◆ **REQUEST**: Count how many lines contain the word "налогам". Please give only the number.

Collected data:
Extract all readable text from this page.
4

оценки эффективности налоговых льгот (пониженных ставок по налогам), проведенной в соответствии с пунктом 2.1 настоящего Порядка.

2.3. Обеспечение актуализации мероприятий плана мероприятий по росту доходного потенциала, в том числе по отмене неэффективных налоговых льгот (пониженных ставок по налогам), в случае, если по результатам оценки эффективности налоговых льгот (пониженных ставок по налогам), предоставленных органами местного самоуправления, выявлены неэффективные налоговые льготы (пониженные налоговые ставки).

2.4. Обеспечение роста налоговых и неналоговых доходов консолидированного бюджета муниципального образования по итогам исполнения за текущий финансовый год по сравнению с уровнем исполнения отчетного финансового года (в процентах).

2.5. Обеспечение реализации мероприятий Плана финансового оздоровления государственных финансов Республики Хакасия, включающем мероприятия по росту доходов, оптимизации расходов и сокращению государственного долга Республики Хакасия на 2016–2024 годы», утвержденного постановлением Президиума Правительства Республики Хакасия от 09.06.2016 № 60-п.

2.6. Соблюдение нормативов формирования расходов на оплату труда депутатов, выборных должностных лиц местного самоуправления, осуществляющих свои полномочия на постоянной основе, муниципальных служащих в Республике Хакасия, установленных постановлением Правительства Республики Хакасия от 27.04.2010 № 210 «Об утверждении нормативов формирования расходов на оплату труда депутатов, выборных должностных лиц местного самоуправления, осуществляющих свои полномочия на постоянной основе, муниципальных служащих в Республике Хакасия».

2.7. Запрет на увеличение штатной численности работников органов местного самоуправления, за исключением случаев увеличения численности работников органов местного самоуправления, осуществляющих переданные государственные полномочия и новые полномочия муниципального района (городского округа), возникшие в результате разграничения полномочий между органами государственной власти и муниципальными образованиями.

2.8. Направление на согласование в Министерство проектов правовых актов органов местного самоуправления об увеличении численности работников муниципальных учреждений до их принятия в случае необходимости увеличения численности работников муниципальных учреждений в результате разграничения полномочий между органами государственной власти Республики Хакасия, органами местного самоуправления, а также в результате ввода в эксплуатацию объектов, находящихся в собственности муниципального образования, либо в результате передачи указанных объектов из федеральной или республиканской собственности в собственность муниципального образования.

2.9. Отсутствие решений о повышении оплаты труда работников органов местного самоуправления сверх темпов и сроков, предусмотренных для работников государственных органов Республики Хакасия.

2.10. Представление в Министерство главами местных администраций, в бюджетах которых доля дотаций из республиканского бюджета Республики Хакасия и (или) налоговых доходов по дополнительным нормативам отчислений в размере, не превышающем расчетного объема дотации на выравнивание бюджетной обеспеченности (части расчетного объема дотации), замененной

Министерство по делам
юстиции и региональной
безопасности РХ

◆ **THE RESPONSE**: 2